* **WHAT IS REQUIRED**
Skip the pictures. Reproduce all other material exactly.

[Lines of data]
------------
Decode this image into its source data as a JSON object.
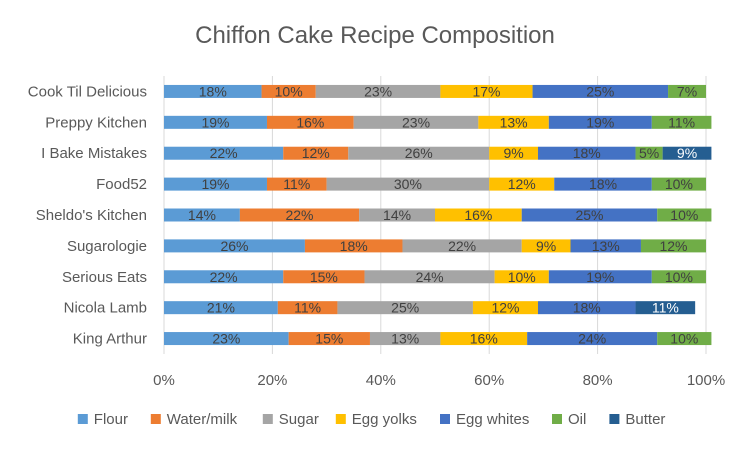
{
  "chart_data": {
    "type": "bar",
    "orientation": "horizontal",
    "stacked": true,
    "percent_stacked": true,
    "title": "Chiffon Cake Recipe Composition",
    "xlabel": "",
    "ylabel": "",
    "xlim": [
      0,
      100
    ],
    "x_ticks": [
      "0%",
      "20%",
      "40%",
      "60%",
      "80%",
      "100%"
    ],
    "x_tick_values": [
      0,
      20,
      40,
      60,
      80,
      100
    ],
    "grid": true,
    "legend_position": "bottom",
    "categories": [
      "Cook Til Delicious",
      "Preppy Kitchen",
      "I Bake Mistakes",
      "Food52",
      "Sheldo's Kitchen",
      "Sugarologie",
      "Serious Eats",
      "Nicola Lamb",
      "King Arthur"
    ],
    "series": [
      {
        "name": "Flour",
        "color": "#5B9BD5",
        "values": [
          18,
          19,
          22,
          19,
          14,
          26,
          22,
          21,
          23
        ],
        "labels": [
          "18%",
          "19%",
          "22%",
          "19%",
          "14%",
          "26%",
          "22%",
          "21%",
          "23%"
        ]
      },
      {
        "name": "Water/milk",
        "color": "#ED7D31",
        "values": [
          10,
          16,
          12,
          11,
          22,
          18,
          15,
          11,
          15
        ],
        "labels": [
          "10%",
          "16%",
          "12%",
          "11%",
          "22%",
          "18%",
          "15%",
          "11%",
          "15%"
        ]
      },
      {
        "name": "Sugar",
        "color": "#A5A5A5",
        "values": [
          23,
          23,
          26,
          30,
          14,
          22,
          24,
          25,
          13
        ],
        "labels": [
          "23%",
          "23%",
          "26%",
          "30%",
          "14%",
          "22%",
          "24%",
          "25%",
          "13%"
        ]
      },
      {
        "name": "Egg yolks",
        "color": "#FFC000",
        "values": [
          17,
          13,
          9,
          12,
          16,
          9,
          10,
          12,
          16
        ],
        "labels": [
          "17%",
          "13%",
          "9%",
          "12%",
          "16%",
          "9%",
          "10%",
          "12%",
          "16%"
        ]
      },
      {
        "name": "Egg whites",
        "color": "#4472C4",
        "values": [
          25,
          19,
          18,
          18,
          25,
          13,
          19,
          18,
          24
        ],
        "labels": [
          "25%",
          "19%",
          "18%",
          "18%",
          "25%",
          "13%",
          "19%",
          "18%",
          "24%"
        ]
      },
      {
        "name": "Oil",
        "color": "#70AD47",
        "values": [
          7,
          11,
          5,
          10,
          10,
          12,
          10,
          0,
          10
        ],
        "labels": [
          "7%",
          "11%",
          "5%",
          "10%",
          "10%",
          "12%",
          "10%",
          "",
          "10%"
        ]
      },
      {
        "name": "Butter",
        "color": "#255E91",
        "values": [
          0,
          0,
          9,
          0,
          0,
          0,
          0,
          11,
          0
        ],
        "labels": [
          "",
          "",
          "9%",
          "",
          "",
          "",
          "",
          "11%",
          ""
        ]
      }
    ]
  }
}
------------
* **FINISHED TASK**
Decode this image into its source data as a JSON object.
{
  "chart_data": {
    "type": "bar",
    "orientation": "horizontal",
    "stacked": true,
    "percent_stacked": true,
    "title": "Chiffon Cake Recipe Composition",
    "xlabel": "",
    "ylabel": "",
    "xlim": [
      0,
      100
    ],
    "x_ticks": [
      "0%",
      "20%",
      "40%",
      "60%",
      "80%",
      "100%"
    ],
    "x_tick_values": [
      0,
      20,
      40,
      60,
      80,
      100
    ],
    "grid": true,
    "legend_position": "bottom",
    "categories": [
      "Cook Til Delicious",
      "Preppy Kitchen",
      "I Bake Mistakes",
      "Food52",
      "Sheldo's Kitchen",
      "Sugarologie",
      "Serious Eats",
      "Nicola Lamb",
      "King Arthur"
    ],
    "series": [
      {
        "name": "Flour",
        "color": "#5B9BD5",
        "values": [
          18,
          19,
          22,
          19,
          14,
          26,
          22,
          21,
          23
        ],
        "labels": [
          "18%",
          "19%",
          "22%",
          "19%",
          "14%",
          "26%",
          "22%",
          "21%",
          "23%"
        ]
      },
      {
        "name": "Water/milk",
        "color": "#ED7D31",
        "values": [
          10,
          16,
          12,
          11,
          22,
          18,
          15,
          11,
          15
        ],
        "labels": [
          "10%",
          "16%",
          "12%",
          "11%",
          "22%",
          "18%",
          "15%",
          "11%",
          "15%"
        ]
      },
      {
        "name": "Sugar",
        "color": "#A5A5A5",
        "values": [
          23,
          23,
          26,
          30,
          14,
          22,
          24,
          25,
          13
        ],
        "labels": [
          "23%",
          "23%",
          "26%",
          "30%",
          "14%",
          "22%",
          "24%",
          "25%",
          "13%"
        ]
      },
      {
        "name": "Egg yolks",
        "color": "#FFC000",
        "values": [
          17,
          13,
          9,
          12,
          16,
          9,
          10,
          12,
          16
        ],
        "labels": [
          "17%",
          "13%",
          "9%",
          "12%",
          "16%",
          "9%",
          "10%",
          "12%",
          "16%"
        ]
      },
      {
        "name": "Egg whites",
        "color": "#4472C4",
        "values": [
          25,
          19,
          18,
          18,
          25,
          13,
          19,
          18,
          24
        ],
        "labels": [
          "25%",
          "19%",
          "18%",
          "18%",
          "25%",
          "13%",
          "19%",
          "18%",
          "24%"
        ]
      },
      {
        "name": "Oil",
        "color": "#70AD47",
        "values": [
          7,
          11,
          5,
          10,
          10,
          12,
          10,
          0,
          10
        ],
        "labels": [
          "7%",
          "11%",
          "5%",
          "10%",
          "10%",
          "12%",
          "10%",
          "",
          "10%"
        ]
      },
      {
        "name": "Butter",
        "color": "#255E91",
        "values": [
          0,
          0,
          9,
          0,
          0,
          0,
          0,
          11,
          0
        ],
        "labels": [
          "",
          "",
          "9%",
          "",
          "",
          "",
          "",
          "11%",
          ""
        ]
      }
    ]
  }
}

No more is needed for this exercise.